■ **GIVEN RECORDS**
-- start --
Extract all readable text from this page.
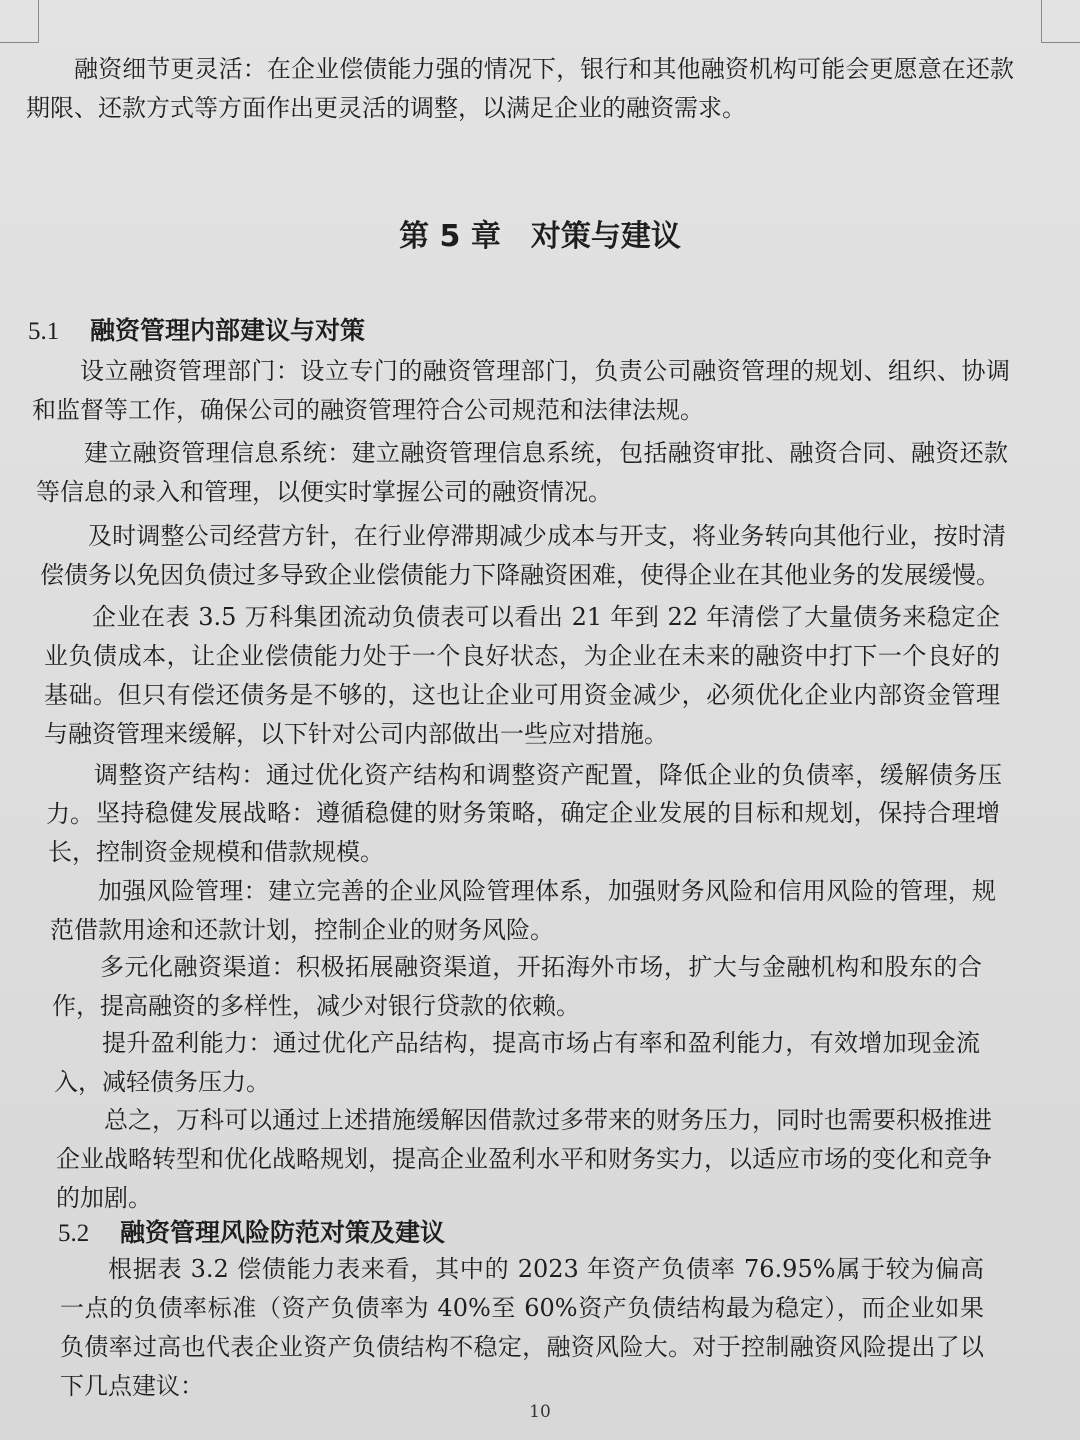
融资细节更灵活：在企业偿债能力强的情况下，银行和其他融资机构可能会更愿意在还款期限、还款方式等方面作出更灵活的调整，以满足企业的融资需求。

第 5 章 对策与建议
5.1 融资管理内部建议与对策

设立融资管理部门：设立专门的融资管理部门，负责公司融资管理的规划、组织、协调和监督等工作，确保公司的融资管理符合公司规范和法律法规。

建立融资管理信息系统：建立融资管理信息系统，包括融资审批、融资合同、融资还款等信息的录入和管理，以便实时掌握公司的融资情况。

及时调整公司经营方针，在行业停滞期减少成本与开支，将业务转向其他行业，按时清偿债务以免因负债过多导致企业偿债能力下降融资困难，使得企业在其他业务的发展缓慢。

企业在表 3.5 万科集团流动负债表可以看出 21 年到 22 年清偿了大量债务来稳定企业负债成本，让企业偿债能力处于一个良好状态，为企业在未来的融资中打下一个良好的基础。但只有偿还债务是不够的，这也让企业可用资金减少，必须优化企业内部资金管理与融资管理来缓解，以下针对公司内部做出一些应对措施。

调整资产结构：通过优化资产结构和调整资产配置，降低企业的负债率，缓解债务压力。 坚持稳健发展战略：遵循稳健的财务策略，确定企业发展的目标和规划，保持合理增长，控制资金规模和借款规模。

加强风险管理：建立完善的企业风险管理体系，加强财务风险和信用风险的管理，规范借款用途和还款计划，控制企业的财务风险。

多元化融资渠道：积极拓展融资渠道，开拓海外市场，扩大与金融机构和股东的合作，提高融资的多样性，减少对银行贷款的依赖。

提升盈利能力：通过优化产品结构，提高市场占有率和盈利能力，有效增加现金流入，减轻债务压力。

总之，万科可以通过上述措施缓解因借款过多带来的财务压力，同时也需要积极推进企业战略转型和优化战略规划，提高企业盈利水平和财务实力，以适应市场的变化和竞争的加剧。

5.2 融资管理风险防范对策及建议

根据表 3.2 偿债能力表来看，其中的 2023 年资产负债率 76.95%属于较为偏高一点的负债率标准（资产负债率为 40%至 60%资产负债结构最为稳定），而企业如果负债率过高也代表企业资产负债结构不稳定，融资风险大。对于控制融资风险提出了以下几点建议：

10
-- end --
■ **REQUIREMENT**
Reproduce each line of the records exactly, and omit every picture.

■ **EXERCISE OUTPUT**
Extract all readable text from this page.
融资细节更灵活：在企业偿债能力强的情况下，银行和其他融资机构可能会更愿意在还款期限、还款方式等方面作出更灵活的调整，以满足企业的融资需求。

第 5 章 对策与建议
5.1 融资管理内部建议与对策

设立融资管理部门：设立专门的融资管理部门，负责公司融资管理的规划、组织、协调和监督等工作，确保公司的融资管理符合公司规范和法律法规。

建立融资管理信息系统：建立融资管理信息系统，包括融资审批、融资合同、融资还款等信息的录入和管理，以便实时掌握公司的融资情况。

及时调整公司经营方针，在行业停滞期减少成本与开支，将业务转向其他行业，按时清偿债务以免因负债过多导致企业偿债能力下降融资困难，使得企业在其他业务的发展缓慢。

企业在表 3.5 万科集团流动负债表可以看出 21 年到 22 年清偿了大量债务来稳定企业负债成本，让企业偿债能力处于一个良好状态，为企业在未来的融资中打下一个良好的基础。但只有偿还债务是不够的，这也让企业可用资金减少，必须优化企业内部资金管理与融资管理来缓解，以下针对公司内部做出一些应对措施。

调整资产结构：通过优化资产结构和调整资产配置，降低企业的负债率，缓解债务压力。 坚持稳健发展战略：遵循稳健的财务策略，确定企业发展的目标和规划，保持合理增长，控制资金规模和借款规模。

加强风险管理：建立完善的企业风险管理体系，加强财务风险和信用风险的管理，规范借款用途和还款计划，控制企业的财务风险。

多元化融资渠道：积极拓展融资渠道，开拓海外市场，扩大与金融机构和股东的合作，提高融资的多样性，减少对银行贷款的依赖。

提升盈利能力：通过优化产品结构，提高市场占有率和盈利能力，有效增加现金流入，减轻债务压力。

总之，万科可以通过上述措施缓解因借款过多带来的财务压力，同时也需要积极推进企业战略转型和优化战略规划，提高企业盈利水平和财务实力，以适应市场的变化和竞争的加剧。

5.2 融资管理风险防范对策及建议

根据表 3.2 偿债能力表来看，其中的 2023 年资产负债率 76.95%属于较为偏高一点的负债率标准（资产负债率为 40%至 60%资产负债结构最为稳定），而企业如果负债率过高也代表企业资产负债结构不稳定，融资风险大。对于控制融资风险提出了以下几点建议：

10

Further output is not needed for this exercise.